## [Prompt]
Count how many lines hold the word "Output" and give that number as the whole answer.

## [Material provided]

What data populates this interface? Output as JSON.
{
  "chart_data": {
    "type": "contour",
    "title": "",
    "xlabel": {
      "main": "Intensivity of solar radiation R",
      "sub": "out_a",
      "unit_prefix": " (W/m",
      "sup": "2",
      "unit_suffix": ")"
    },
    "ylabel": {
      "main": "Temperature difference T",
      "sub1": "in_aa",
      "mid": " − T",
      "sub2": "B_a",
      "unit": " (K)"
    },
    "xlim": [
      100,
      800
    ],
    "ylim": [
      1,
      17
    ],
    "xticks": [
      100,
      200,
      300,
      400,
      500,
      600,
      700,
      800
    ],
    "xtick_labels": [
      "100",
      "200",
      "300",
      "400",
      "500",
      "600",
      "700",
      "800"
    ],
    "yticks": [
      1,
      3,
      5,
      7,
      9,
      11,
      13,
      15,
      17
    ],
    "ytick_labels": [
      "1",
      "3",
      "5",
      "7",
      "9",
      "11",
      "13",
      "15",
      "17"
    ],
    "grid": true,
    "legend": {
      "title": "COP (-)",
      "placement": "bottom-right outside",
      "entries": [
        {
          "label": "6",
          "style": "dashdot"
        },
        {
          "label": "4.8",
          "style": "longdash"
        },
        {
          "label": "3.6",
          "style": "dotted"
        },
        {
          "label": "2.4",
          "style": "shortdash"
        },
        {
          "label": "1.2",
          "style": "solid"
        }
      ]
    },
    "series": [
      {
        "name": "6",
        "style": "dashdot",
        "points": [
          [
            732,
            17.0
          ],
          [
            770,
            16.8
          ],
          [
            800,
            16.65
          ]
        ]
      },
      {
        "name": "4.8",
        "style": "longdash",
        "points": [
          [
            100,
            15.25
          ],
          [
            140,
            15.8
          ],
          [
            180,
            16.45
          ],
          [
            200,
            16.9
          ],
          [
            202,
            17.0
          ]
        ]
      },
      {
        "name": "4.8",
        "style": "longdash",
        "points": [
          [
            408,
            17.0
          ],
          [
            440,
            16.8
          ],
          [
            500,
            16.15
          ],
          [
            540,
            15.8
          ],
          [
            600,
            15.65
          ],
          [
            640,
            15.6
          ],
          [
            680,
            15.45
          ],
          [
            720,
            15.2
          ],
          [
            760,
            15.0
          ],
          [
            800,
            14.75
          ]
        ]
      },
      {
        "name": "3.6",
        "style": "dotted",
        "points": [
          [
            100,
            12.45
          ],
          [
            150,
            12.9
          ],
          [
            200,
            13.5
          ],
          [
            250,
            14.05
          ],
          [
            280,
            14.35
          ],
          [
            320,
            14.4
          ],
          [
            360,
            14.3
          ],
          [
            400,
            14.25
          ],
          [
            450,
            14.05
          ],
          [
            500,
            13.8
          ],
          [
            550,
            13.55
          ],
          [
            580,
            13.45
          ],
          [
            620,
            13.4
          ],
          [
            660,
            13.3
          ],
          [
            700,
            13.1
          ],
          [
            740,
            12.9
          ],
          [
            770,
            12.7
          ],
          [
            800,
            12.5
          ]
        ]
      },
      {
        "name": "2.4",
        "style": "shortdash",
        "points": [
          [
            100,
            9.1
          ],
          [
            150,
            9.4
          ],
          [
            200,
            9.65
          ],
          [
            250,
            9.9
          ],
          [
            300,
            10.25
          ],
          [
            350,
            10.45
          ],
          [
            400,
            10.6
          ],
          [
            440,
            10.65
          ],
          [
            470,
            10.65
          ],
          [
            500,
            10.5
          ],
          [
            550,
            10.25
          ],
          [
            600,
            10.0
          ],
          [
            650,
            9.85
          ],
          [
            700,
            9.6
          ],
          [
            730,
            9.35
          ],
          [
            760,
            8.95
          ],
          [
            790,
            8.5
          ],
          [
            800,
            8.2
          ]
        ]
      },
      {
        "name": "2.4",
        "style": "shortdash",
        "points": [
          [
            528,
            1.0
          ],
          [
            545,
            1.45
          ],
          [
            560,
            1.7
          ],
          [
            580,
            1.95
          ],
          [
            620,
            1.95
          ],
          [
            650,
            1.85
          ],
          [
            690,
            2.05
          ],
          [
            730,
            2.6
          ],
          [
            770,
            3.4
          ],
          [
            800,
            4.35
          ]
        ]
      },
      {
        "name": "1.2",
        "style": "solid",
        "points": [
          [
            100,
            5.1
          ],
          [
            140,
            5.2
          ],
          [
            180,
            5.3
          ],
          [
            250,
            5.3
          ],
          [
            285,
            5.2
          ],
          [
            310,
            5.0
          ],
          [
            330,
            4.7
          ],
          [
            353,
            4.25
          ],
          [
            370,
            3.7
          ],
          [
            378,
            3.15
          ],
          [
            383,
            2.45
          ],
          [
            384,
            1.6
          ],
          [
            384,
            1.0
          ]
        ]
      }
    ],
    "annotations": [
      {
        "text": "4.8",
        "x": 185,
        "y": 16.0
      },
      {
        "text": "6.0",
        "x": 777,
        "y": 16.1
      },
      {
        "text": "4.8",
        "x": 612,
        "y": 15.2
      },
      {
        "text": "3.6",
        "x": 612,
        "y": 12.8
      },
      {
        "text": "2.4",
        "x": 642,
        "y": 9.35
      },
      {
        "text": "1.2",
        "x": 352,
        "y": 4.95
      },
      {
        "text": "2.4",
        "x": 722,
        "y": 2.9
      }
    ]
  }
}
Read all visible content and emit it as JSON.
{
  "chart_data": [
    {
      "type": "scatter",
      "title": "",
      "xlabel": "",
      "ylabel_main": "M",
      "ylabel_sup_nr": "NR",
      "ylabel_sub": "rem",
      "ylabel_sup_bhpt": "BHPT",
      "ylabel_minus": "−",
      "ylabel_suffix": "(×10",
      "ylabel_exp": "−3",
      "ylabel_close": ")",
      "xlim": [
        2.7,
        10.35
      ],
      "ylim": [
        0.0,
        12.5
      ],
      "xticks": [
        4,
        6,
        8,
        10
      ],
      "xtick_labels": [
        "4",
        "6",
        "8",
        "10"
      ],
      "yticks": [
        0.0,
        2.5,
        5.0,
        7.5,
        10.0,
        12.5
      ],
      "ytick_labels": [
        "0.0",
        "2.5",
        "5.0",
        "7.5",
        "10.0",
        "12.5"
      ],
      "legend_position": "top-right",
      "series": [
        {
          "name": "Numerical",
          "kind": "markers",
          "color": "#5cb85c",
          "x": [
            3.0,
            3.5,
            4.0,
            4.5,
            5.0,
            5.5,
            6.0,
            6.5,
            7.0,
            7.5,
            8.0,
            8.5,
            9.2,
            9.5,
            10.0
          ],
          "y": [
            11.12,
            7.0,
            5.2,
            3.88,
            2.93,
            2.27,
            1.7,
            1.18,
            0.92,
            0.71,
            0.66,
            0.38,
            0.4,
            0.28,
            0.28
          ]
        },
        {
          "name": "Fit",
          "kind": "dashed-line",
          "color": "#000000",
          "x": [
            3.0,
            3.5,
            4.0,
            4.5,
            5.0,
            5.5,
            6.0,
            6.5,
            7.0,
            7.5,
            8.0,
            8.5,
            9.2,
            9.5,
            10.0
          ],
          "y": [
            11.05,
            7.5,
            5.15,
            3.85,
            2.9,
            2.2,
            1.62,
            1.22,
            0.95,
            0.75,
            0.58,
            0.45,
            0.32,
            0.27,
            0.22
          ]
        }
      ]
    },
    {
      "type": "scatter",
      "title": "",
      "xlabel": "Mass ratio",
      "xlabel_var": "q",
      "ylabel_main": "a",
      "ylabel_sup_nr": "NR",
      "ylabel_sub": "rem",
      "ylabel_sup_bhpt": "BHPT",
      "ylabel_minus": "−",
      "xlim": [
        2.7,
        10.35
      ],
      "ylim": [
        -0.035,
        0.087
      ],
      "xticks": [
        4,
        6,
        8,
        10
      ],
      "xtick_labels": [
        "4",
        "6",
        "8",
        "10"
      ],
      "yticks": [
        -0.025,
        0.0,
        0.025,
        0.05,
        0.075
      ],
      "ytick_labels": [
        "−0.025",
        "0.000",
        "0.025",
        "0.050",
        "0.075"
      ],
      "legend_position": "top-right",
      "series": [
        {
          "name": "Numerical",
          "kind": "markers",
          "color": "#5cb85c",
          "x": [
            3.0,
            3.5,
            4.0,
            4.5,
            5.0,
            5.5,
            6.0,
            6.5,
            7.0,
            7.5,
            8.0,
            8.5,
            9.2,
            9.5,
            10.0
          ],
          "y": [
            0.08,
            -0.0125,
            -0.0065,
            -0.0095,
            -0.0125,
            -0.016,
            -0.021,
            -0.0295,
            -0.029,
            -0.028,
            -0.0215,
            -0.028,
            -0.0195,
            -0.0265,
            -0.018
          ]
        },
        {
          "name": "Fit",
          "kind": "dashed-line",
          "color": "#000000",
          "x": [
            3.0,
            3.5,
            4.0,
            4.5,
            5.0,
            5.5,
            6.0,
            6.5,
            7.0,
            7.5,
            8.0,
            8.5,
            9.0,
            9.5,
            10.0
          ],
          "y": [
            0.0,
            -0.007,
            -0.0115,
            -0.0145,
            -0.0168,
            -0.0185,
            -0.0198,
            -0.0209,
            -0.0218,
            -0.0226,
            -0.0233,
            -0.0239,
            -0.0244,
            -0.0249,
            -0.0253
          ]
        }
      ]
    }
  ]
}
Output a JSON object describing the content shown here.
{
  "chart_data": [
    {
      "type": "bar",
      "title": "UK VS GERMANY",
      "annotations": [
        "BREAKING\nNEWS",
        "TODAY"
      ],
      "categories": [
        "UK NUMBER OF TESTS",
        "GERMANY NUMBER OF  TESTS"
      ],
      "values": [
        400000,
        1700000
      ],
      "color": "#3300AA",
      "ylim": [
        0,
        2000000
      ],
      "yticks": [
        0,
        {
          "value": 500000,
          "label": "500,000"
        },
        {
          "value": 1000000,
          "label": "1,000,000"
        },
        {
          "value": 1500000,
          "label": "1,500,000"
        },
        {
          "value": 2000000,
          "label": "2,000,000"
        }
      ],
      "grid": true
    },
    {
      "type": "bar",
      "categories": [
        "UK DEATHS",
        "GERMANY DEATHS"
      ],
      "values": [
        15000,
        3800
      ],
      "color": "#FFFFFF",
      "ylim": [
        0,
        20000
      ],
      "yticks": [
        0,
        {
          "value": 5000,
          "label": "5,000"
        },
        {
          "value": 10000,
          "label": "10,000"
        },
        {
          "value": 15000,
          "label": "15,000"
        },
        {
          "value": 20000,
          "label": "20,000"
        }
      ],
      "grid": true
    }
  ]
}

## [Result for this exercise]
2